**OBJECTIVE**
Return every line below in which "they" appears.

(Extracted data entries)
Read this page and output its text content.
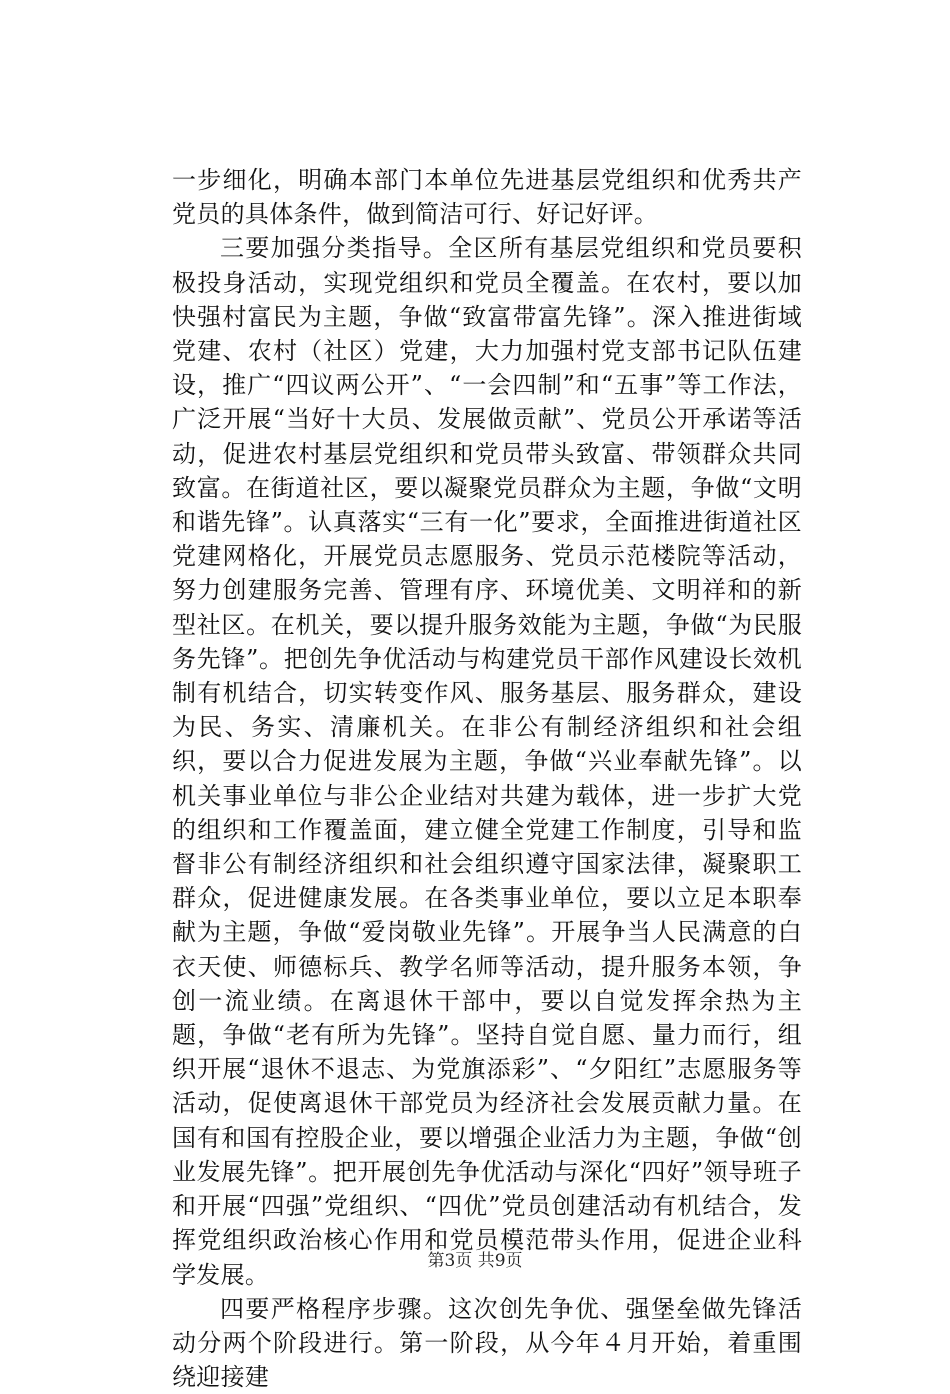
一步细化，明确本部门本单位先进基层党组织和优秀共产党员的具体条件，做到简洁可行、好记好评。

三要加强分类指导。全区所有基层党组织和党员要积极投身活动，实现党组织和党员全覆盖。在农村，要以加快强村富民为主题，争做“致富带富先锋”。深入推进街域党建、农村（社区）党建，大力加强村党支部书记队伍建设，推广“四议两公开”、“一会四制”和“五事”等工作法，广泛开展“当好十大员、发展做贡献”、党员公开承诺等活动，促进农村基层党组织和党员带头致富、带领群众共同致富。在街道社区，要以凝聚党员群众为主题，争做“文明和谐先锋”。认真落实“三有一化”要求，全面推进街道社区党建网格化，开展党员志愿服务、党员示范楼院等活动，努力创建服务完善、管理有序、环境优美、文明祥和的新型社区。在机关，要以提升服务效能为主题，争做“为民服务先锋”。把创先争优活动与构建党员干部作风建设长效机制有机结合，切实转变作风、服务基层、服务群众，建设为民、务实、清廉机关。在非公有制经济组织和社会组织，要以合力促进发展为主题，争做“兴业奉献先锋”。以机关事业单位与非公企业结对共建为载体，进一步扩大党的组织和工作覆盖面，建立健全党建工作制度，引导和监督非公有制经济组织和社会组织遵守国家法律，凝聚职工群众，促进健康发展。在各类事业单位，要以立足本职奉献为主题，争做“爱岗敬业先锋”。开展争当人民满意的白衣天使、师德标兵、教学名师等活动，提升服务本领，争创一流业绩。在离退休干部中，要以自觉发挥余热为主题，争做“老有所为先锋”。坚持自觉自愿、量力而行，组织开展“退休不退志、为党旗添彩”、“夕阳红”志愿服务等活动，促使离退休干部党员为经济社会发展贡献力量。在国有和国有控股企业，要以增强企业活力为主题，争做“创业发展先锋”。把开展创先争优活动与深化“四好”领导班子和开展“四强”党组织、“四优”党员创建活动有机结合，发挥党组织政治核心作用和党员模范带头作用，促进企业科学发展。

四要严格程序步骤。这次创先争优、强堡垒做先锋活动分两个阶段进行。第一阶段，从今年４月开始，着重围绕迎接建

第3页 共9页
==
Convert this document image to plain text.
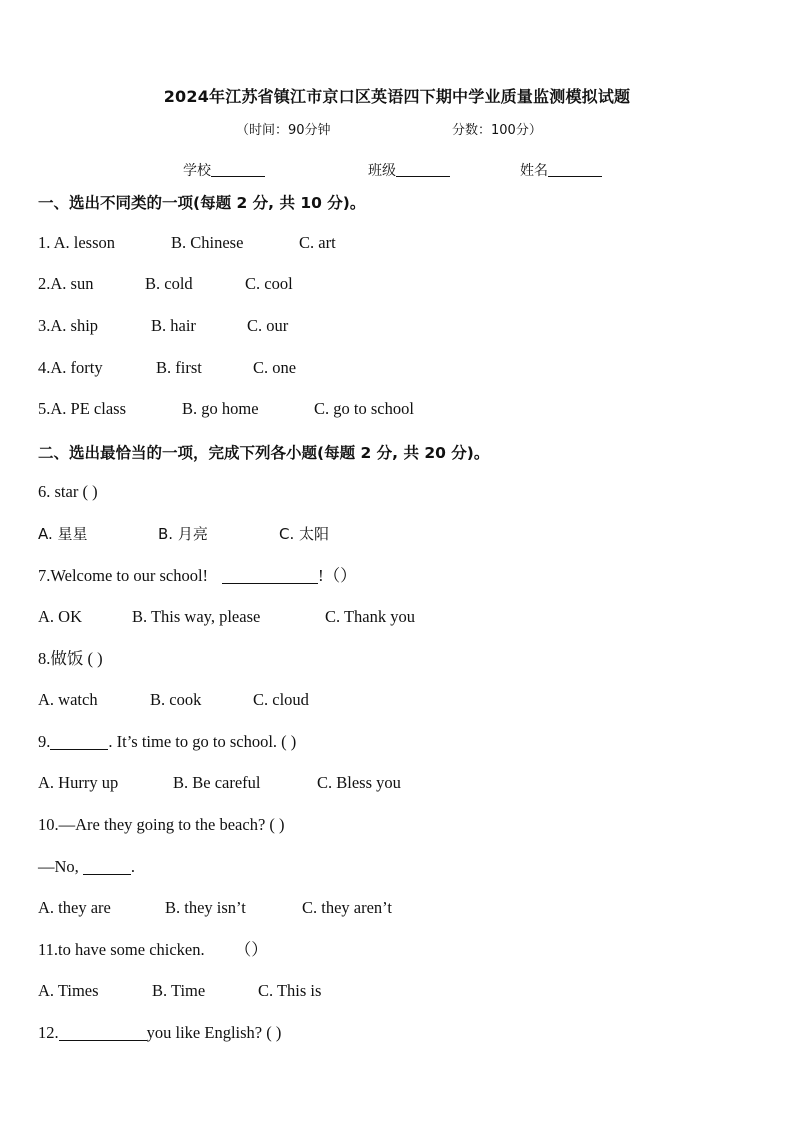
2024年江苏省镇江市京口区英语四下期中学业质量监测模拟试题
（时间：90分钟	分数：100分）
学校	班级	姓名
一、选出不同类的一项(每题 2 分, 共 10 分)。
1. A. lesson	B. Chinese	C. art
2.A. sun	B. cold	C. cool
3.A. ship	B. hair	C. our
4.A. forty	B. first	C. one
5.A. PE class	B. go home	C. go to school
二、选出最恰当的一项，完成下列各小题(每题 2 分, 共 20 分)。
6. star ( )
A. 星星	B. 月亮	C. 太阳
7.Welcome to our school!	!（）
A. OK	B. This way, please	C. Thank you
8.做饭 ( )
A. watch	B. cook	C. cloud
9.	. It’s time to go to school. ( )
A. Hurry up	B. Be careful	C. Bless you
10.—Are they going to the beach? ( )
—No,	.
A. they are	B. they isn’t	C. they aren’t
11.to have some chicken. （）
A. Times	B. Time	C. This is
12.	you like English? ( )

**EXPECTED ANSWER**
10.—Are they going to the beach? ( )
A. they are	B. they isn’t	C. they aren’t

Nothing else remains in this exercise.